-- START OF Input rows --

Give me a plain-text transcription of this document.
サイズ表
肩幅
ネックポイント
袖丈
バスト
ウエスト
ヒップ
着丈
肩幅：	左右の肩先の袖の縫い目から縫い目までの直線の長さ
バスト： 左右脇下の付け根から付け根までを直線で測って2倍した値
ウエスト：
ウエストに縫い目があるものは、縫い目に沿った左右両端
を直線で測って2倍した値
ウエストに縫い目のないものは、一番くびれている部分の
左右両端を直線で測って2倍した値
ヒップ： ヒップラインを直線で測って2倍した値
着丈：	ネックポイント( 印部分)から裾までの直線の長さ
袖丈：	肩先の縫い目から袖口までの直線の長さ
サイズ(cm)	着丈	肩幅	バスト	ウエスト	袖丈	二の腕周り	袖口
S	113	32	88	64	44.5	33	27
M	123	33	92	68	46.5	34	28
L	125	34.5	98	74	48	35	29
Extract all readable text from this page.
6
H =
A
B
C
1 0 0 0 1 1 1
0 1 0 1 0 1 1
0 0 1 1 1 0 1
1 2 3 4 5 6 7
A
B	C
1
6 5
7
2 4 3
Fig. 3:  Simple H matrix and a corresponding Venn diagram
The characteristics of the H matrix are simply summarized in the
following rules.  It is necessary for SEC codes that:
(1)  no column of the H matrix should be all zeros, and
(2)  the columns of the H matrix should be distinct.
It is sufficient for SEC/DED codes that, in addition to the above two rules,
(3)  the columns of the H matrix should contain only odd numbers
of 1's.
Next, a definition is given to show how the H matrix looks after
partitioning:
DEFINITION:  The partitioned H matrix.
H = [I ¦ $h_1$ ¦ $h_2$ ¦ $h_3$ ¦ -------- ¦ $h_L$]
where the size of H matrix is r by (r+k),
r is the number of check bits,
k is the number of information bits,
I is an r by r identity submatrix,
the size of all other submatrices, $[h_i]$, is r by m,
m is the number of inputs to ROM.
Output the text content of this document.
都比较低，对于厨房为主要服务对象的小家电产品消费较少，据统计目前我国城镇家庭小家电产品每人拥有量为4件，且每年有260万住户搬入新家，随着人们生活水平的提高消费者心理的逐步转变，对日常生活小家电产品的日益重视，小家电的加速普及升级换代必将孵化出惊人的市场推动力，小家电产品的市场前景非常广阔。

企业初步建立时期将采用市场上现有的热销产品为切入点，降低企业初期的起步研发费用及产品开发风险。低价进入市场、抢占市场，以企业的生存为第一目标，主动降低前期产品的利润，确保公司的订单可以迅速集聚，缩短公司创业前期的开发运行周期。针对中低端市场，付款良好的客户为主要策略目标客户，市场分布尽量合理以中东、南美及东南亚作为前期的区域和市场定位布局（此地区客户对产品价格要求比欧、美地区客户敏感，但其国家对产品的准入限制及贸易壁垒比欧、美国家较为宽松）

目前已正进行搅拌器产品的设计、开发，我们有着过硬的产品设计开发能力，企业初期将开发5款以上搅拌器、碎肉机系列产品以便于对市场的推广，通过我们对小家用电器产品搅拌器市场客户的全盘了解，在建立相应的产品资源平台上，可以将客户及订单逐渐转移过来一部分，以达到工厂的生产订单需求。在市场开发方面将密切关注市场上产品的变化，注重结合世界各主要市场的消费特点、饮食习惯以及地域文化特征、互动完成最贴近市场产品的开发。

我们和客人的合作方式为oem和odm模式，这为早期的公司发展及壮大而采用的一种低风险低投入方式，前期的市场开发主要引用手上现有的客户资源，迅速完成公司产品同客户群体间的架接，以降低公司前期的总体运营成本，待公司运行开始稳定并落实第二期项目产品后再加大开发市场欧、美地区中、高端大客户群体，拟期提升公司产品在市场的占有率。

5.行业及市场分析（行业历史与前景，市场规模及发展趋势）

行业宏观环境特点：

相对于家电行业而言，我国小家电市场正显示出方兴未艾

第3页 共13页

-- END OF Input rows --
-- START OF Input rows --

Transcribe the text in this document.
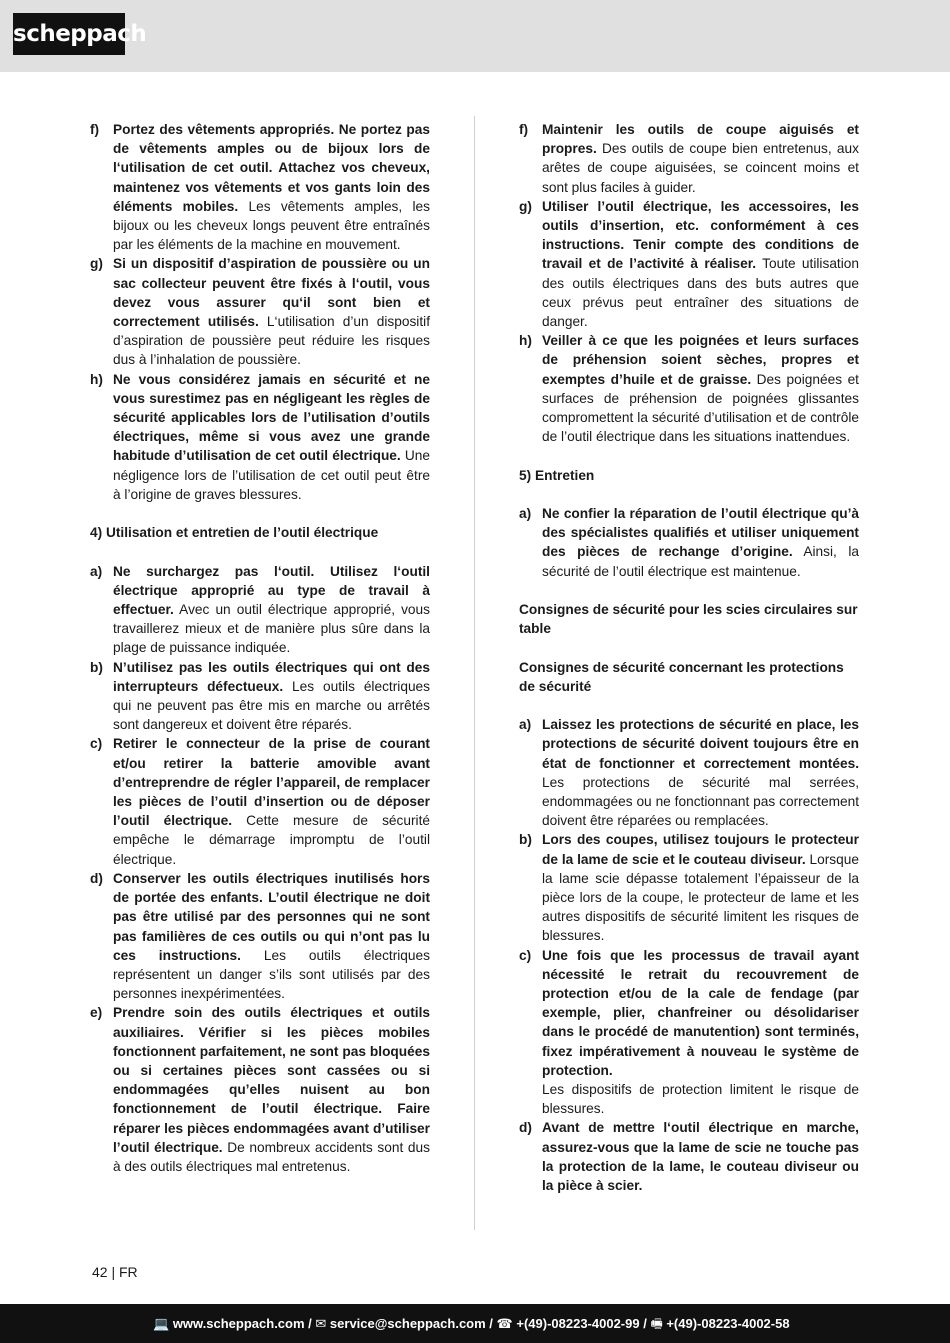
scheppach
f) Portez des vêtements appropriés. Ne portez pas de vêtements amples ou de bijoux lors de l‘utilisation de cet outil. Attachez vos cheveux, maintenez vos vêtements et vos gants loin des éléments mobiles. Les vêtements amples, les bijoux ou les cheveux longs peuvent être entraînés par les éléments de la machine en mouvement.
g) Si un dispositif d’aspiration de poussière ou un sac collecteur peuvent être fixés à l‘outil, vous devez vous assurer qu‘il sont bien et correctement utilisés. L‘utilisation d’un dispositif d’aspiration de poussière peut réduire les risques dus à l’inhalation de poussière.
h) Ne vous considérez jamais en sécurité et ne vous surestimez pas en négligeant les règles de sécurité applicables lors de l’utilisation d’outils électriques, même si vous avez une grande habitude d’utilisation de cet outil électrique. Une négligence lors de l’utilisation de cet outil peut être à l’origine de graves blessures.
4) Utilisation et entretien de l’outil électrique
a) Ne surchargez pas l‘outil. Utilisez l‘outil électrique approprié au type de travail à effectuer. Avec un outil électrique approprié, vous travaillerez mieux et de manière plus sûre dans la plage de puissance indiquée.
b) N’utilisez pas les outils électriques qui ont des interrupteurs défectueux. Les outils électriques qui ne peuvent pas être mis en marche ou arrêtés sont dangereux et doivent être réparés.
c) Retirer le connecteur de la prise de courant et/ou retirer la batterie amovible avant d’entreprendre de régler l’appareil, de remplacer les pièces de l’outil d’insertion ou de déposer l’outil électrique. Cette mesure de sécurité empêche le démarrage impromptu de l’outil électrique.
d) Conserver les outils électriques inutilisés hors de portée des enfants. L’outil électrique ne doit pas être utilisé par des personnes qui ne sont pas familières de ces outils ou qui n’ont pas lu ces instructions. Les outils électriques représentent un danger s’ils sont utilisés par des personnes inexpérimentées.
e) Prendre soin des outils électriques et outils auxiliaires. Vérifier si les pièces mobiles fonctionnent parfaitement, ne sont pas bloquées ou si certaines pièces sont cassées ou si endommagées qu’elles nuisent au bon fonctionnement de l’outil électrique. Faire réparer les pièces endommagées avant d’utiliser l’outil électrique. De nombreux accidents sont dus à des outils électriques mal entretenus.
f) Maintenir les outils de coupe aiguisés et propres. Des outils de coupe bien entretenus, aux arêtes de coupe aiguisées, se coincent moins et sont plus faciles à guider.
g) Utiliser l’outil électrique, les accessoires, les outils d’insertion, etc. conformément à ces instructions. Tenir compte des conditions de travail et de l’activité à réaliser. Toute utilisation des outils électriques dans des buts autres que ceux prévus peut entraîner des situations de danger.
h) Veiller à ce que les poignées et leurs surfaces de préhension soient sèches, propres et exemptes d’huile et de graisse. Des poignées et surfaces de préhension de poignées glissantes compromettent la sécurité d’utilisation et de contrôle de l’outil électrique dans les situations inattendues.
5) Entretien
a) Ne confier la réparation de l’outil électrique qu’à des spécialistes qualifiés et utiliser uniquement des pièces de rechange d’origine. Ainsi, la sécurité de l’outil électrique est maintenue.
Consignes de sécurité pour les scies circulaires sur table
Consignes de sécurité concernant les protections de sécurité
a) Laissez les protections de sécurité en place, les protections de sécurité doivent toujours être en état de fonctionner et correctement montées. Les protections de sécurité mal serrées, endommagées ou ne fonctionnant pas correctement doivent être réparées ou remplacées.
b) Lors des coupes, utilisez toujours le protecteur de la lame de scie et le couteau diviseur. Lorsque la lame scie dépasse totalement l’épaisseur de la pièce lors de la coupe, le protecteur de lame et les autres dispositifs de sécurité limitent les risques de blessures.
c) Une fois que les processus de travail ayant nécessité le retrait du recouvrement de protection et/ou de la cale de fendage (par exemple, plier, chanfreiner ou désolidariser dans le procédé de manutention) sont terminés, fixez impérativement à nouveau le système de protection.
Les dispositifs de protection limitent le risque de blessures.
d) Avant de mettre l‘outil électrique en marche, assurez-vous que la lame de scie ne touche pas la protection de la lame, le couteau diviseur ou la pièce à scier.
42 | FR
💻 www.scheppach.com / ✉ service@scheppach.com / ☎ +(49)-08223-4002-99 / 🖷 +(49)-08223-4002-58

-- END OF Input rows --

**Exercise brief**. Your answer should be a single number: the count of lines in these records that hold the string "doivent".

**Exercise solution**. 2